YOUR OBJECTIVE »
Collect each line of the entries that holds the string "Windows".

MATERIAL SHOWN »
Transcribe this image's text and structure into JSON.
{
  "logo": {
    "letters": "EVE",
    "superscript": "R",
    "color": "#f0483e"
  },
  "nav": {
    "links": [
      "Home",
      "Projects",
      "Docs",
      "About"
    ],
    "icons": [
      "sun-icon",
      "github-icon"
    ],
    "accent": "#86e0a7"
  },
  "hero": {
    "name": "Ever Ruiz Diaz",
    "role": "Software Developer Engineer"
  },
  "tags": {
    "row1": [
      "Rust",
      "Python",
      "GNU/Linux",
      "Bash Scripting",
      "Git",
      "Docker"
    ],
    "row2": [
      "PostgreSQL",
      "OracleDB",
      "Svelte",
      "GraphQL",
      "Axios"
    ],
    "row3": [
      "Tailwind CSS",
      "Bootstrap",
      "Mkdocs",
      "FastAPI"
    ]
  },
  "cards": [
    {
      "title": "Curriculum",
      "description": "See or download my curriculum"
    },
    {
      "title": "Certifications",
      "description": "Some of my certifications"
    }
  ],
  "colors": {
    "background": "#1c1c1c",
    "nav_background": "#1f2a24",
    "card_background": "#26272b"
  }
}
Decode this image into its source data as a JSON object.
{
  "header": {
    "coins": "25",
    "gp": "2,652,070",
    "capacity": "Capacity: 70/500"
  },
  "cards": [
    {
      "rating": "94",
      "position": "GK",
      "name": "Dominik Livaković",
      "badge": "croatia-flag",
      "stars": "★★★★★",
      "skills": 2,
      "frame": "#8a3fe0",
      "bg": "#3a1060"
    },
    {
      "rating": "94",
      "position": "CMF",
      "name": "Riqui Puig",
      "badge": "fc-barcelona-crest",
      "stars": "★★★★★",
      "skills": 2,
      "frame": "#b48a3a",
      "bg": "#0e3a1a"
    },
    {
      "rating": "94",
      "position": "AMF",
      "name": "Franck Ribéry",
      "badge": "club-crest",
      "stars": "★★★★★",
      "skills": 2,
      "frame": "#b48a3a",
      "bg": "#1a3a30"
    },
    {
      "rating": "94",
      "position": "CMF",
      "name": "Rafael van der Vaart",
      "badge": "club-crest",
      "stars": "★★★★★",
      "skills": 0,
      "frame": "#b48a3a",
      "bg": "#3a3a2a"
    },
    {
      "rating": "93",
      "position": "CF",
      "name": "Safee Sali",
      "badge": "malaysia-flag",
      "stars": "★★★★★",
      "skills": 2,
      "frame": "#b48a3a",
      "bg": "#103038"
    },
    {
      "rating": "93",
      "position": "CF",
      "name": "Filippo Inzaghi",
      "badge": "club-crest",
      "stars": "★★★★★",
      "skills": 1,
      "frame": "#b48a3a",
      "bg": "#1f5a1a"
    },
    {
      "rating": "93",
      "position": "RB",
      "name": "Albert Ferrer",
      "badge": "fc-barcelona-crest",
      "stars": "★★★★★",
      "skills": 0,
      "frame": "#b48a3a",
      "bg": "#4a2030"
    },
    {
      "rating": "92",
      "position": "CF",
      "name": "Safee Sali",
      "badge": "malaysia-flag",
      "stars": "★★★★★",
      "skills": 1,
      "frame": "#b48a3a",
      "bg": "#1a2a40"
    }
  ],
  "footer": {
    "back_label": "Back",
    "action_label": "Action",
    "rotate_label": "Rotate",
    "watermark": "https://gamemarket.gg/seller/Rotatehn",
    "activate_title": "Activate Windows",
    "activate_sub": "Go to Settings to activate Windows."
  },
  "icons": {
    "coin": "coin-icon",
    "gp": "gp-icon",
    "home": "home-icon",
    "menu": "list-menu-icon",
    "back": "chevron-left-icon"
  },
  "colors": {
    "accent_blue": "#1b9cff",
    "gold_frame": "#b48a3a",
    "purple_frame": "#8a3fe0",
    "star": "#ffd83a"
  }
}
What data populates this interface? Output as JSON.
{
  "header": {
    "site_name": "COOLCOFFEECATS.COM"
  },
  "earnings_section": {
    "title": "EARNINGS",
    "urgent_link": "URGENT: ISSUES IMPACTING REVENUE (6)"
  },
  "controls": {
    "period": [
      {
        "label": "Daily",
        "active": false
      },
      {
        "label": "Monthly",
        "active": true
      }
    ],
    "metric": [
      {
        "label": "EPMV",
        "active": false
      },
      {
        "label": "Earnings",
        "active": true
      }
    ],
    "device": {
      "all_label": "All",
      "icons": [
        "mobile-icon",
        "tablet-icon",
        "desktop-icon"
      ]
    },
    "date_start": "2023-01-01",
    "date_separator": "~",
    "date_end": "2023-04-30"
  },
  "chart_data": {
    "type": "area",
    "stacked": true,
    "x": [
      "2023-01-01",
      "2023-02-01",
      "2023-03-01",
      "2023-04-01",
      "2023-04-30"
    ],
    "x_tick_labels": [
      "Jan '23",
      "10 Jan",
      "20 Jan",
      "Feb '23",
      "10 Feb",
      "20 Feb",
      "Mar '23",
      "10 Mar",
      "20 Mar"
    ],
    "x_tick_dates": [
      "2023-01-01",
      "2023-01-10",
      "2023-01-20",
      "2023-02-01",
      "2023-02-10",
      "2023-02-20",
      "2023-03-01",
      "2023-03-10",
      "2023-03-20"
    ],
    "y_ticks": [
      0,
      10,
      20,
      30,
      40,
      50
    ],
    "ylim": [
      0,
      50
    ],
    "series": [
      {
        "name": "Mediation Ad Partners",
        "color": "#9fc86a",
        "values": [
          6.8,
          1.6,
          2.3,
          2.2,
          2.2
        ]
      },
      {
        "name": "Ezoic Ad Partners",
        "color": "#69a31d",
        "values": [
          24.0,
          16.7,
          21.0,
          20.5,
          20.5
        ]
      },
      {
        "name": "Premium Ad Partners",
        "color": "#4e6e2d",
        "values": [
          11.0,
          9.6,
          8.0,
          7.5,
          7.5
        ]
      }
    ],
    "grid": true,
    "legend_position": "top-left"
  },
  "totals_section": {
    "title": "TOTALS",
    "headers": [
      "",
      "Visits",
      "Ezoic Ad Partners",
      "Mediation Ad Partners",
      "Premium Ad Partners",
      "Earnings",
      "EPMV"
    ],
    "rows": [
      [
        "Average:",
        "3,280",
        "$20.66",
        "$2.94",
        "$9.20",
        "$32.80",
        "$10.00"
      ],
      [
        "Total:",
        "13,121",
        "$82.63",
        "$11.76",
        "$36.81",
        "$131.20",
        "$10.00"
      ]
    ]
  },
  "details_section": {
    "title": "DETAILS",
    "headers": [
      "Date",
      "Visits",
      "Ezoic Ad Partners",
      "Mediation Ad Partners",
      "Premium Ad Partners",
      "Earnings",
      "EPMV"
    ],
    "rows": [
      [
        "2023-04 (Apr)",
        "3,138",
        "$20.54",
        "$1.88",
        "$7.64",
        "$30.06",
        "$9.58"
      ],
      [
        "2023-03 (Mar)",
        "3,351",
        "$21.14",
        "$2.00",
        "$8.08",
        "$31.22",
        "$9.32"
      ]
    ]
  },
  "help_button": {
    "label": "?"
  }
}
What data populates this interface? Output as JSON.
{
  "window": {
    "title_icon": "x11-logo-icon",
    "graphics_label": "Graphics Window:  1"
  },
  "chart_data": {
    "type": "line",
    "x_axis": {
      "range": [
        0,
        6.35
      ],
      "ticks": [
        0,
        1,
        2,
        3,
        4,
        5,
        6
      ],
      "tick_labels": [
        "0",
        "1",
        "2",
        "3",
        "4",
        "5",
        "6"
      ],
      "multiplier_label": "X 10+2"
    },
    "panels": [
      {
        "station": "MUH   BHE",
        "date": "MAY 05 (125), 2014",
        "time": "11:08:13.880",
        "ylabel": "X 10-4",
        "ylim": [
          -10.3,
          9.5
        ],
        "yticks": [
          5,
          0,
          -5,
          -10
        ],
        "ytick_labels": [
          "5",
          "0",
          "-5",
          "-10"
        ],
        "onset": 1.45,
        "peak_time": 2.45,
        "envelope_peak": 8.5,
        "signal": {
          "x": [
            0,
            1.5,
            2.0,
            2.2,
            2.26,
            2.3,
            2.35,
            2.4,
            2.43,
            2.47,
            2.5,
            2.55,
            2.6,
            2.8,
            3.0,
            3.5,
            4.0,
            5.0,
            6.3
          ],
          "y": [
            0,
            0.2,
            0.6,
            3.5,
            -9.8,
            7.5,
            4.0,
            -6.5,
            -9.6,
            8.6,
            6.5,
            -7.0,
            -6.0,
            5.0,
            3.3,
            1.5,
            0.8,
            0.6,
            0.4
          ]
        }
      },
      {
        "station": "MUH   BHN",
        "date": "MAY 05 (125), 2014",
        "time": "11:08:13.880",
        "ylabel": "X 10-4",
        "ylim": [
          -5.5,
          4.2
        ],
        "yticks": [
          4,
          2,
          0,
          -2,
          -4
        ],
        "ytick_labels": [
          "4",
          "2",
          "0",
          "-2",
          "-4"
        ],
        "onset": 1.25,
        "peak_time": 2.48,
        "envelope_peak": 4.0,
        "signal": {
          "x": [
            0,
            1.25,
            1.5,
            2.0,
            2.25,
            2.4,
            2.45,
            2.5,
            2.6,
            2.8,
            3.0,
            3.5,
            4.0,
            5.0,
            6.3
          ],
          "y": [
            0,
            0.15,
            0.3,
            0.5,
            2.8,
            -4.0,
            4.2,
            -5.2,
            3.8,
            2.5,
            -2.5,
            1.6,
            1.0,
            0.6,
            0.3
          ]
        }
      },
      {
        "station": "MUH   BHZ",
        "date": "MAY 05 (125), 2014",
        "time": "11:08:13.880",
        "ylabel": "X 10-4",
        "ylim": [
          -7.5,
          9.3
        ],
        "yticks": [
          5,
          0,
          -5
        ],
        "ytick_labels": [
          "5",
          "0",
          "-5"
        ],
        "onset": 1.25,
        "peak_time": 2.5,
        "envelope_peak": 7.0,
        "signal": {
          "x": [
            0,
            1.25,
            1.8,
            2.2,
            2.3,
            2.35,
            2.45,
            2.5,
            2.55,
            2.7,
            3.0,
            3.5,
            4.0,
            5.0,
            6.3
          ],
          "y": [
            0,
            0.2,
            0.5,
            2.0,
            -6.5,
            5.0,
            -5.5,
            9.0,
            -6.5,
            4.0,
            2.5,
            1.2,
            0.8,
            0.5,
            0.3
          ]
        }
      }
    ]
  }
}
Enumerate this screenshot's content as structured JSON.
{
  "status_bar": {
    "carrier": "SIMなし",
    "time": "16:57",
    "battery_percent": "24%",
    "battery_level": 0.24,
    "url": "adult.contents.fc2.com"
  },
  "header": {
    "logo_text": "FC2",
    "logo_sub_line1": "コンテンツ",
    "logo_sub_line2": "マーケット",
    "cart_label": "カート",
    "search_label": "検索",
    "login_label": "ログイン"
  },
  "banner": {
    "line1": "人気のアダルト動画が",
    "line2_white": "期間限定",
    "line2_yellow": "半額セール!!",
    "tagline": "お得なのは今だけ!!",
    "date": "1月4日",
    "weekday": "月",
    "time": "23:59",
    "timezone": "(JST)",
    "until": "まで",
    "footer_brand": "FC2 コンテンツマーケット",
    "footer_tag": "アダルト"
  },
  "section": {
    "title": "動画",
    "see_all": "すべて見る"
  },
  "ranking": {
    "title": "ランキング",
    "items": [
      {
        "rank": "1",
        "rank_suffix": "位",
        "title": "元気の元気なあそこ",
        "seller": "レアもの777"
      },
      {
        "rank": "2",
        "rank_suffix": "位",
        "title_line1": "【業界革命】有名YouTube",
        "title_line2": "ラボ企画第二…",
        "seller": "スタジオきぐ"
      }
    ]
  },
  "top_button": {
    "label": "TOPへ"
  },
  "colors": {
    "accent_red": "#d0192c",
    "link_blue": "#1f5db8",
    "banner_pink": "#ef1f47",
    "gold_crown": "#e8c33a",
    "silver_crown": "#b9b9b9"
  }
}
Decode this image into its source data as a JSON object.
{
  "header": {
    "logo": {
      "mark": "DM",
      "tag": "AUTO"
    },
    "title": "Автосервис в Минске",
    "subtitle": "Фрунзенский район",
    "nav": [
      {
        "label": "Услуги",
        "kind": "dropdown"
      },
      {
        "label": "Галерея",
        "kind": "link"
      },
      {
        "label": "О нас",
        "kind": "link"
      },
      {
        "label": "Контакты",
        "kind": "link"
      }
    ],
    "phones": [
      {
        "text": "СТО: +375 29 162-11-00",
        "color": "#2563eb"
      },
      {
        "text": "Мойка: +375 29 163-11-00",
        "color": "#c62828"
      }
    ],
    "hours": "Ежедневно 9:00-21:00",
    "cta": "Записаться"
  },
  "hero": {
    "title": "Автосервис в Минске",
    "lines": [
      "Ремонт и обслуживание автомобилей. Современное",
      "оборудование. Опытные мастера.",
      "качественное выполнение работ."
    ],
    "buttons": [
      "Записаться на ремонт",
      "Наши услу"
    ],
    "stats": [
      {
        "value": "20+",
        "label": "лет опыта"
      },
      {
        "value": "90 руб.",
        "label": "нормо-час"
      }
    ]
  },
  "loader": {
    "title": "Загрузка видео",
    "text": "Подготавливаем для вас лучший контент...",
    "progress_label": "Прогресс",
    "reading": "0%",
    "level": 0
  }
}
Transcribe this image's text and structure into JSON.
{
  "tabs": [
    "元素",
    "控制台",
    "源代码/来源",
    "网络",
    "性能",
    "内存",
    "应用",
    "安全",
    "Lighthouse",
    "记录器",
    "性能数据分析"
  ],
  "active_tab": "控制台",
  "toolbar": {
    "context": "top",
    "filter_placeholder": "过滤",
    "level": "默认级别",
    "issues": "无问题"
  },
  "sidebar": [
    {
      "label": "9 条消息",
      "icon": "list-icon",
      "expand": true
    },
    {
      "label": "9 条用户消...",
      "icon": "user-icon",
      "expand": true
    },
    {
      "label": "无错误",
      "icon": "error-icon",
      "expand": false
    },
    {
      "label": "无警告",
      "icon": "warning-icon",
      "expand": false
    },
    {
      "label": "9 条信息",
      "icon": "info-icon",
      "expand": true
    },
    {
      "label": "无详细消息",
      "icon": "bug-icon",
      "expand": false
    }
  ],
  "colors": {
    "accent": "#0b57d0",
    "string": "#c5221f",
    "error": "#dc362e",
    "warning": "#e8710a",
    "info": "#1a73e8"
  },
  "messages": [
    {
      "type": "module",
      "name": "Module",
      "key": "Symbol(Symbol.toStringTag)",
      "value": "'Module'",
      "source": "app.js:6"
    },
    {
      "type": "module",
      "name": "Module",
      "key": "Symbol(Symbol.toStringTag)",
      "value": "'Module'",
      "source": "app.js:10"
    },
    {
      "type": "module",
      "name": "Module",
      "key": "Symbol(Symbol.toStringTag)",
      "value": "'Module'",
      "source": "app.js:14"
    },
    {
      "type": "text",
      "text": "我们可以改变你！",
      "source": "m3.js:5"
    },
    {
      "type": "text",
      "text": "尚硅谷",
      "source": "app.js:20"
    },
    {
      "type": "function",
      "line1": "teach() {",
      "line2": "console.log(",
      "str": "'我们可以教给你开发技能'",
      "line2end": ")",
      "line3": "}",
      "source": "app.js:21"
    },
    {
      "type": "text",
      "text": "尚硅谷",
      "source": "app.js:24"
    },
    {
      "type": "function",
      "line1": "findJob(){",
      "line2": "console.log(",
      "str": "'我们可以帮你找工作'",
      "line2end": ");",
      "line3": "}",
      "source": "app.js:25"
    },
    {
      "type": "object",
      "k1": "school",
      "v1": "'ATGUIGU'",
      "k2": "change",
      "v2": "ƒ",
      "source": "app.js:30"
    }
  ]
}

RESPONSE BELOW »
    "activate_title": "Activate Windows",
    "activate_sub": "Go to Settings to activate Windows."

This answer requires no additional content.